====== Data records ======

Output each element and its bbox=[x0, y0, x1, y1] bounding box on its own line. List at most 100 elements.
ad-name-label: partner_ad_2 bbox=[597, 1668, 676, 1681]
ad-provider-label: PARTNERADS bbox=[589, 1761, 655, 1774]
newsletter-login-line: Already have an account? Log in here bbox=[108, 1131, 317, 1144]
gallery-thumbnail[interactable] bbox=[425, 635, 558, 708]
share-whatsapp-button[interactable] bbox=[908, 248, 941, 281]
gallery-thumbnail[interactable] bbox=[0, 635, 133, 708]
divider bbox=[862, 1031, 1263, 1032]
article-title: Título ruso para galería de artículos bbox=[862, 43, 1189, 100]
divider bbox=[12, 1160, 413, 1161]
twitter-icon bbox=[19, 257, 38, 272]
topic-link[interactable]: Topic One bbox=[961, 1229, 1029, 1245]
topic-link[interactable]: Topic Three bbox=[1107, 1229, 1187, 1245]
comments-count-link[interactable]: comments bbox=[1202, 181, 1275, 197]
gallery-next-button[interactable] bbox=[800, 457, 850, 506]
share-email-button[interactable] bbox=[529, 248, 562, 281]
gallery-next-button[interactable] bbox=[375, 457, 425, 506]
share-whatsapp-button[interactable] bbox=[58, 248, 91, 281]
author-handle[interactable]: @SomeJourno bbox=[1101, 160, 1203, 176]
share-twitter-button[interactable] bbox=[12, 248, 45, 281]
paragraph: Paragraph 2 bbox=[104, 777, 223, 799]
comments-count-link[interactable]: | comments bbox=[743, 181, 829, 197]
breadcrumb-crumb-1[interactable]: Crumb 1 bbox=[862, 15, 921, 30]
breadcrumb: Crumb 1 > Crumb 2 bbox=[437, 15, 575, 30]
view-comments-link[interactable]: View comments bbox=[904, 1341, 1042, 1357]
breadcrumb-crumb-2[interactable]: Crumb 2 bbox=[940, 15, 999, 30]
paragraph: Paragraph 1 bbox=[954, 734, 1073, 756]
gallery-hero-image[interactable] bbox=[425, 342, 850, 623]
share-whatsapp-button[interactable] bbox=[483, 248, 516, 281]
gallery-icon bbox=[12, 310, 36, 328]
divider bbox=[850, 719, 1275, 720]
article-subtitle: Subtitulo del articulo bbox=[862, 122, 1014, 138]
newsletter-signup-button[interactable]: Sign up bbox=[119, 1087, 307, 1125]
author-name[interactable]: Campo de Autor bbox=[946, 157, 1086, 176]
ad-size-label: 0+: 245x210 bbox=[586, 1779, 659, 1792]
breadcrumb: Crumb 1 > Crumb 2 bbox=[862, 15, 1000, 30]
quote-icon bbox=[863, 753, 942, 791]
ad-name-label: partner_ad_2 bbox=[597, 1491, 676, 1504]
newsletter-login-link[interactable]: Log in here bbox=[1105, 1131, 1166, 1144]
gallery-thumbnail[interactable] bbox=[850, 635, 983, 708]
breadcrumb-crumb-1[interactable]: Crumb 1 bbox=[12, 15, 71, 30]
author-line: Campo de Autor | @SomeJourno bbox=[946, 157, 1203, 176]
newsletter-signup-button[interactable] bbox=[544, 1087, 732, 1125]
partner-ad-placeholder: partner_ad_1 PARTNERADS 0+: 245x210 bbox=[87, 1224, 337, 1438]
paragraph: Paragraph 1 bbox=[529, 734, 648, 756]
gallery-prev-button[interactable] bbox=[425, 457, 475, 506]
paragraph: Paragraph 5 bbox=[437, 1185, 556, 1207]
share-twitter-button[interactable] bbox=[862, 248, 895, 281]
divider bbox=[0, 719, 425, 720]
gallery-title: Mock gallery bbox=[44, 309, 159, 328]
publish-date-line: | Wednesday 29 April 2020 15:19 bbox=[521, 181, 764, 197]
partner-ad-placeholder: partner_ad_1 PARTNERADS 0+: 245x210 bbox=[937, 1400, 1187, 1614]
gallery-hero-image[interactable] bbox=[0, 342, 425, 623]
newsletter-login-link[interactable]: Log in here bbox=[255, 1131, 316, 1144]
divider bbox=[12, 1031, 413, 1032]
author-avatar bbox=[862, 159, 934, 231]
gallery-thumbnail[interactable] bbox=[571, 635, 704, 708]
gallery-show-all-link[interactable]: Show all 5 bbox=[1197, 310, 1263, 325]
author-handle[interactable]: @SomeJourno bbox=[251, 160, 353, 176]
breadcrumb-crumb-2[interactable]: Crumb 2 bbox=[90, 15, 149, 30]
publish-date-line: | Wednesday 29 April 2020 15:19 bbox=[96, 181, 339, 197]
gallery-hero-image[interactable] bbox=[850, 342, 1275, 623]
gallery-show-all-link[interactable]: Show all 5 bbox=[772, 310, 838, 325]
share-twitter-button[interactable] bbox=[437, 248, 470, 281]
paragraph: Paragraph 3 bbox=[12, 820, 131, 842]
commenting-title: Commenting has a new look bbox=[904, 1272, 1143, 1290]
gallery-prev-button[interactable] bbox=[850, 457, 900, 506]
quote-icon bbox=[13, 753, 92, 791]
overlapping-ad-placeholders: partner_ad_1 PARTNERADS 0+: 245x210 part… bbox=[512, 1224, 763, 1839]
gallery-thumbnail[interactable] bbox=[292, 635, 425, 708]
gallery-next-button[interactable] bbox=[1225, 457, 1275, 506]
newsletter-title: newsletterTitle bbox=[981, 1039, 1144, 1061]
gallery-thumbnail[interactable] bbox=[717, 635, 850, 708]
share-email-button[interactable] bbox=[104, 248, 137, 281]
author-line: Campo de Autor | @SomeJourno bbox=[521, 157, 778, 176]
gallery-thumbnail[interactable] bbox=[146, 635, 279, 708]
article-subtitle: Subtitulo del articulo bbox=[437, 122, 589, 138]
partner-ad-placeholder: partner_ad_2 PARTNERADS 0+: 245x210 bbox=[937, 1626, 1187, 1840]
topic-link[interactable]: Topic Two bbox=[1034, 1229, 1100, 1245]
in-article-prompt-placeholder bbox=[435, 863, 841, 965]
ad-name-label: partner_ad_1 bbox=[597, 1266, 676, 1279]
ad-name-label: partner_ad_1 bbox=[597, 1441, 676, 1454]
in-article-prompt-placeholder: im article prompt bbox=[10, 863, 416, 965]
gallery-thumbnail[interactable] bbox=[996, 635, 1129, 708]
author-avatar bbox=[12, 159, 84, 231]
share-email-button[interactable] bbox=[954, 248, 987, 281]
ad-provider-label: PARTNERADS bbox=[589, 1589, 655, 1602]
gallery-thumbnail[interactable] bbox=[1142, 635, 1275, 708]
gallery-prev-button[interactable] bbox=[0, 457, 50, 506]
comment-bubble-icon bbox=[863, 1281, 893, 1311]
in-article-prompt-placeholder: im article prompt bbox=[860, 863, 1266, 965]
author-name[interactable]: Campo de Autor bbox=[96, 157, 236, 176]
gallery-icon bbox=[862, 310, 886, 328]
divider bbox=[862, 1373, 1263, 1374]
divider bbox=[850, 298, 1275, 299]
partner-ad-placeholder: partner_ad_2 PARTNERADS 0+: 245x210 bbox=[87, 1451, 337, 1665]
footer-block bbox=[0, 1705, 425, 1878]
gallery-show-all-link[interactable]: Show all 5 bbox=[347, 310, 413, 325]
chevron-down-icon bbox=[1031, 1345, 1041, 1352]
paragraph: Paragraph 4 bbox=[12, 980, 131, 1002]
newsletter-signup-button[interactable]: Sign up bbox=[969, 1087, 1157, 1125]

======

What this task involves ->
Write out the entries above verbatim, from the first line up to and including the line that contains "share-whatsapp-button[interactable] bbox=[58, 248, 91, 281]".

Task response ->
Output each element and its bbox=[x0, y0, x1, y1] bounding box on its own line. List at most 100 elements.
ad-name-label: partner_ad_2 bbox=[597, 1668, 676, 1681]
ad-provider-label: PARTNERADS bbox=[589, 1761, 655, 1774]
newsletter-login-line: Already have an account? Log in here bbox=[108, 1131, 317, 1144]
gallery-thumbnail[interactable] bbox=[425, 635, 558, 708]
share-whatsapp-button[interactable] bbox=[908, 248, 941, 281]
gallery-thumbnail[interactable] bbox=[0, 635, 133, 708]
divider bbox=[862, 1031, 1263, 1032]
article-title: Título ruso para galería de artículos bbox=[862, 43, 1189, 100]
divider bbox=[12, 1160, 413, 1161]
twitter-icon bbox=[19, 257, 38, 272]
topic-link[interactable]: Topic One bbox=[961, 1229, 1029, 1245]
topic-link[interactable]: Topic Three bbox=[1107, 1229, 1187, 1245]
comments-count-link[interactable]: comments bbox=[1202, 181, 1275, 197]
gallery-next-button[interactable] bbox=[800, 457, 850, 506]
share-email-button[interactable] bbox=[529, 248, 562, 281]
gallery-next-button[interactable] bbox=[375, 457, 425, 506]
share-whatsapp-button[interactable] bbox=[58, 248, 91, 281]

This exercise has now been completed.